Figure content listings
------------------------------------------------

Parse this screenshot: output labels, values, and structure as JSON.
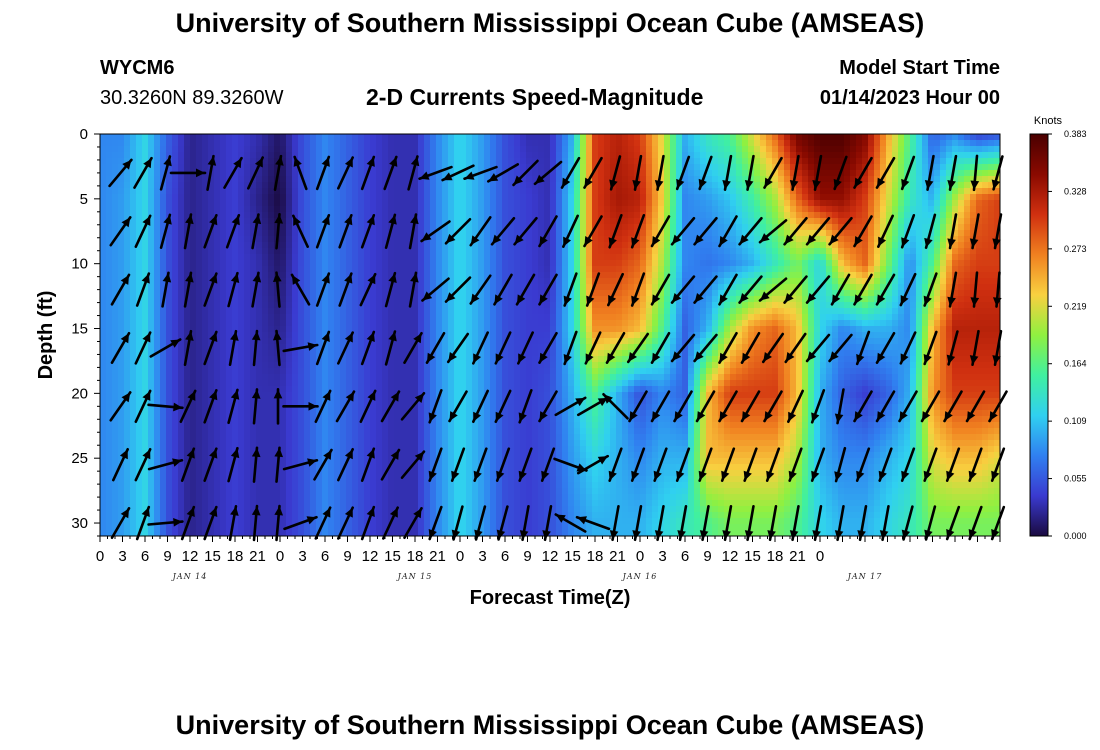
{
  "header": {
    "title": "University of Southern Mississippi Ocean Cube (AMSEAS)",
    "station_id": "WYCM6",
    "station_coords": "30.3260N  89.3260W",
    "plot_name": "2-D Currents Speed-Magnitude",
    "model_start_label": "Model Start Time",
    "model_start_value": "01/14/2023 Hour 00"
  },
  "footer": {
    "title": "University of Southern Mississippi Ocean Cube (AMSEAS)"
  },
  "chart_data": {
    "type": "heatmap",
    "xlabel": "Forecast Time(Z)",
    "ylabel": "Depth (ft)",
    "x_tick_labels": [
      "0",
      "3",
      "6",
      "9",
      "12",
      "15",
      "18",
      "21",
      "0",
      "3",
      "6",
      "9",
      "12",
      "15",
      "18",
      "21",
      "0",
      "3",
      "6",
      "9",
      "12",
      "15",
      "18",
      "21",
      "0",
      "3",
      "6",
      "9",
      "12",
      "15",
      "18",
      "21",
      "0"
    ],
    "day_labels": [
      "JAN 14",
      "JAN 15",
      "JAN 16",
      "JAN 17"
    ],
    "day_label_hours": [
      12,
      42,
      72,
      102
    ],
    "x_range_hours": [
      0,
      120
    ],
    "y_ticks": [
      "0",
      "5",
      "10",
      "15",
      "20",
      "25",
      "30"
    ],
    "ylim": [
      0,
      31
    ],
    "y_inverted": true,
    "colorbar": {
      "unit": "Knots",
      "ticks": [
        "0.000",
        "0.055",
        "0.109",
        "0.164",
        "0.219",
        "0.273",
        "0.328",
        "0.383"
      ],
      "range": [
        0,
        0.383
      ],
      "colors": [
        "#1a0a40",
        "#3a3ad0",
        "#3080f0",
        "#30d0f0",
        "#40f0a0",
        "#90f040",
        "#f8d040",
        "#f08020",
        "#d03010",
        "#8a0a00",
        "#4a0000"
      ]
    },
    "depths_ft": [
      0,
      5,
      10,
      15,
      20,
      25,
      30
    ],
    "speed_profile_hours": [
      0,
      3,
      6,
      9,
      12,
      15,
      18,
      21,
      24,
      27,
      30,
      33,
      36,
      39,
      42,
      45,
      48,
      51,
      54,
      57,
      60,
      63,
      66,
      69,
      72,
      75,
      78,
      81,
      84,
      87,
      90,
      93,
      96,
      99,
      102,
      105,
      108,
      111,
      114,
      117,
      120
    ],
    "speed_knots": [
      [
        0.08,
        0.08,
        0.12,
        0.06,
        0.02,
        0.03,
        0.04,
        0.03,
        0.01,
        0.05,
        0.08,
        0.06,
        0.04,
        0.03,
        0.03,
        0.08,
        0.12,
        0.09,
        0.05,
        0.03,
        0.03,
        0.1,
        0.3,
        0.32,
        0.3,
        0.22,
        0.1,
        0.14,
        0.16,
        0.22,
        0.28,
        0.36,
        0.38,
        0.38,
        0.35,
        0.25,
        0.16,
        0.06,
        0.08,
        0.04,
        0.05
      ],
      [
        0.08,
        0.09,
        0.12,
        0.05,
        0.02,
        0.03,
        0.04,
        0.02,
        0.0,
        0.05,
        0.08,
        0.06,
        0.04,
        0.03,
        0.03,
        0.08,
        0.12,
        0.09,
        0.05,
        0.04,
        0.03,
        0.12,
        0.3,
        0.33,
        0.32,
        0.23,
        0.08,
        0.09,
        0.11,
        0.15,
        0.2,
        0.28,
        0.34,
        0.34,
        0.3,
        0.22,
        0.14,
        0.1,
        0.2,
        0.28,
        0.3
      ],
      [
        0.08,
        0.09,
        0.12,
        0.05,
        0.02,
        0.03,
        0.04,
        0.03,
        0.01,
        0.05,
        0.08,
        0.06,
        0.04,
        0.03,
        0.03,
        0.08,
        0.12,
        0.09,
        0.05,
        0.04,
        0.03,
        0.12,
        0.3,
        0.3,
        0.28,
        0.2,
        0.08,
        0.07,
        0.08,
        0.1,
        0.14,
        0.18,
        0.12,
        0.24,
        0.28,
        0.18,
        0.08,
        0.16,
        0.28,
        0.3,
        0.3
      ],
      [
        0.08,
        0.09,
        0.12,
        0.05,
        0.02,
        0.03,
        0.04,
        0.03,
        0.02,
        0.05,
        0.08,
        0.06,
        0.04,
        0.03,
        0.03,
        0.08,
        0.12,
        0.09,
        0.05,
        0.04,
        0.04,
        0.12,
        0.26,
        0.26,
        0.24,
        0.16,
        0.06,
        0.1,
        0.2,
        0.26,
        0.28,
        0.24,
        0.12,
        0.08,
        0.1,
        0.1,
        0.08,
        0.24,
        0.32,
        0.32,
        0.32
      ],
      [
        0.08,
        0.09,
        0.12,
        0.05,
        0.02,
        0.03,
        0.04,
        0.03,
        0.03,
        0.05,
        0.08,
        0.06,
        0.04,
        0.03,
        0.03,
        0.08,
        0.12,
        0.09,
        0.05,
        0.04,
        0.05,
        0.1,
        0.16,
        0.1,
        0.05,
        0.08,
        0.06,
        0.24,
        0.3,
        0.3,
        0.3,
        0.24,
        0.1,
        0.06,
        0.04,
        0.06,
        0.1,
        0.26,
        0.3,
        0.3,
        0.3
      ],
      [
        0.08,
        0.09,
        0.12,
        0.05,
        0.02,
        0.03,
        0.04,
        0.03,
        0.03,
        0.05,
        0.08,
        0.06,
        0.04,
        0.03,
        0.03,
        0.08,
        0.12,
        0.09,
        0.05,
        0.04,
        0.05,
        0.09,
        0.12,
        0.1,
        0.08,
        0.1,
        0.1,
        0.24,
        0.24,
        0.24,
        0.24,
        0.2,
        0.1,
        0.08,
        0.08,
        0.1,
        0.12,
        0.22,
        0.24,
        0.24,
        0.22
      ],
      [
        0.08,
        0.09,
        0.12,
        0.05,
        0.02,
        0.03,
        0.04,
        0.03,
        0.03,
        0.05,
        0.08,
        0.06,
        0.04,
        0.03,
        0.03,
        0.08,
        0.12,
        0.09,
        0.05,
        0.04,
        0.05,
        0.08,
        0.1,
        0.1,
        0.1,
        0.12,
        0.14,
        0.16,
        0.18,
        0.18,
        0.18,
        0.16,
        0.12,
        0.1,
        0.1,
        0.12,
        0.14,
        0.18,
        0.18,
        0.18,
        0.18
      ]
    ],
    "arrow_hours": [
      1,
      4,
      7,
      10,
      13,
      16,
      19,
      22,
      25,
      28,
      31,
      34,
      37,
      40,
      43,
      46,
      49,
      52,
      55,
      58,
      61,
      64,
      67,
      70,
      73,
      76,
      79,
      82,
      85,
      88,
      91,
      94,
      97,
      100,
      103,
      106,
      109,
      112,
      115,
      118
    ],
    "arrow_depths_ft": [
      3,
      7.5,
      12,
      16.5,
      21,
      25.5,
      30
    ],
    "arrow_dir_deg": [
      [
        40,
        30,
        15,
        90,
        10,
        30,
        25,
        10,
        -20,
        20,
        25,
        20,
        20,
        15,
        -110,
        -115,
        -110,
        -120,
        -135,
        -130,
        -150,
        -150,
        -165,
        -170,
        -170,
        -160,
        -160,
        -170,
        -170,
        -150,
        -170,
        -170,
        -160,
        -150,
        -150,
        -160,
        -170,
        -170,
        -175,
        -165
      ],
      [
        35,
        25,
        15,
        10,
        20,
        20,
        10,
        5,
        -25,
        20,
        20,
        20,
        15,
        10,
        -125,
        -135,
        -145,
        -140,
        -140,
        -150,
        -155,
        -150,
        -160,
        -160,
        -150,
        -140,
        -140,
        -150,
        -140,
        -130,
        -140,
        -140,
        -140,
        -150,
        -155,
        -160,
        -165,
        -170,
        -170,
        -170
      ],
      [
        30,
        20,
        10,
        10,
        20,
        15,
        10,
        -5,
        -30,
        20,
        20,
        25,
        15,
        10,
        -130,
        -135,
        -145,
        -150,
        -150,
        -150,
        -160,
        -160,
        -155,
        -160,
        -150,
        -140,
        -140,
        -150,
        -140,
        -130,
        -140,
        -140,
        -150,
        -150,
        -150,
        -155,
        -160,
        -170,
        -175,
        -175
      ],
      [
        30,
        25,
        60,
        10,
        20,
        10,
        5,
        -5,
        80,
        20,
        25,
        20,
        15,
        30,
        -150,
        -145,
        -155,
        -155,
        -155,
        -150,
        -160,
        -155,
        -150,
        -145,
        -150,
        -140,
        -140,
        -150,
        -150,
        -145,
        -145,
        -140,
        -140,
        -160,
        -150,
        -155,
        -160,
        -165,
        -170,
        -170
      ],
      [
        35,
        25,
        95,
        25,
        20,
        15,
        5,
        0,
        90,
        25,
        30,
        25,
        30,
        40,
        -160,
        -150,
        -155,
        -155,
        -160,
        -150,
        60,
        60,
        -45,
        -150,
        -150,
        -150,
        -150,
        -150,
        -150,
        -150,
        -155,
        -160,
        -170,
        -150,
        -150,
        -150,
        -150,
        -150,
        -150,
        -150
      ],
      [
        25,
        25,
        75,
        20,
        20,
        15,
        5,
        5,
        75,
        30,
        25,
        20,
        30,
        40,
        -160,
        -160,
        -160,
        -160,
        -160,
        -160,
        110,
        60,
        -160,
        -160,
        -160,
        -160,
        -160,
        -160,
        -160,
        -160,
        -160,
        -160,
        -165,
        -160,
        -160,
        -160,
        -160,
        -160,
        -160,
        -160
      ],
      [
        30,
        20,
        85,
        20,
        20,
        10,
        5,
        5,
        70,
        25,
        25,
        20,
        25,
        30,
        -160,
        -165,
        -165,
        -165,
        -170,
        -170,
        -60,
        -70,
        -170,
        -170,
        -170,
        -170,
        -170,
        -170,
        -170,
        -170,
        -170,
        -170,
        -170,
        -170,
        -170,
        -165,
        -165,
        -160,
        -160,
        -160
      ]
    ]
  }
}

------------------------------------------------

Identify and copy lines that hold the string "title".

__EXERCISE SOLUTION__:
    "title": "University of Southern Mississippi Ocean Cube (AMSEAS)",
    "title": "University of Southern Mississippi Ocean Cube (AMSEAS)"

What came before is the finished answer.